WORK TO DO:
List each line of the data that holds the string "国家药品监督管理局".

------------------------------------------------

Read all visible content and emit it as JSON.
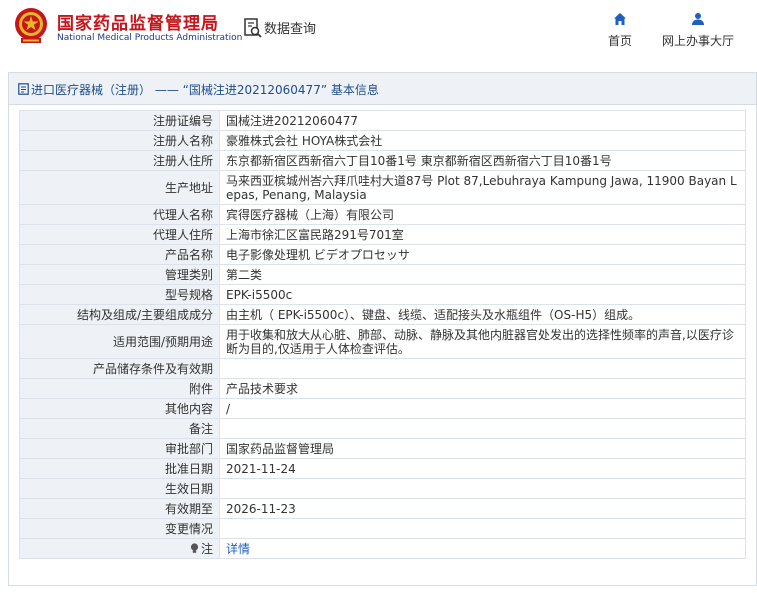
{
  "header": {
    "brand_cn": "国家药品监督管理局",
    "brand_en": "National Medical Products Administration",
    "query_label": "数据查询",
    "nav": [
      {
        "label": "首页",
        "icon": "home-icon"
      },
      {
        "label": "网上办事大厅",
        "icon": "user-icon"
      }
    ]
  },
  "panel": {
    "title": "进口医疗器械（注册） —— “国械注进20212060477” 基本信息"
  },
  "rows": [
    {
      "label": "注册证编号",
      "value": "国械注进20212060477"
    },
    {
      "label": "注册人名称",
      "value": "豪雅株式会社 HOYA株式会社"
    },
    {
      "label": "注册人住所",
      "value": "东京都新宿区西新宿六丁目10番1号 東京都新宿区西新宿六丁目10番1号"
    },
    {
      "label": "生产地址",
      "value": "马来西亚槟城州峇六拜爪哇村大道87号 Plot 87,Lebuhraya Kampung Jawa, 11900 Bayan Lepas, Penang, Malaysia"
    },
    {
      "label": "代理人名称",
      "value": "宾得医疗器械（上海）有限公司"
    },
    {
      "label": "代理人住所",
      "value": "上海市徐汇区富民路291号701室"
    },
    {
      "label": "产品名称",
      "value": "电子影像处理机 ビデオプロセッサ"
    },
    {
      "label": "管理类别",
      "value": "第二类"
    },
    {
      "label": "型号规格",
      "value": "EPK-i5500c"
    },
    {
      "label": "结构及组成/主要组成成分",
      "value": "由主机（ EPK-i5500c）、键盘、线缆、适配接头及水瓶组件（OS-H5）组成。"
    },
    {
      "label": "适用范围/预期用途",
      "value": "用于收集和放大从心脏、肺部、动脉、静脉及其他内脏器官处发出的选择性频率的声音,以医疗诊断为目的,仅适用于人体检查评估。"
    },
    {
      "label": "产品储存条件及有效期",
      "value": ""
    },
    {
      "label": "附件",
      "value": "产品技术要求"
    },
    {
      "label": "其他内容",
      "value": "/"
    },
    {
      "label": "备注",
      "value": ""
    },
    {
      "label": "审批部门",
      "value": "国家药品监督管理局"
    },
    {
      "label": "批准日期",
      "value": "2021-11-24"
    },
    {
      "label": "生效日期",
      "value": ""
    },
    {
      "label": "有效期至",
      "value": "2026-11-23"
    },
    {
      "label": "变更情况",
      "value": ""
    },
    {
      "label": "注",
      "value": "详情"
    }
  ],
  "colors": {
    "brand_red": "#c4161c",
    "brand_blue": "#1e3a8a",
    "title_blue": "#1f4d8c",
    "link_blue": "#1f5fbf",
    "label_bg": "#eef1f5"
  }
}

------------------------------------------------

SOLUTION:
    "brand_cn": "国家药品监督管理局",
      "value": "国家药品监督管理局"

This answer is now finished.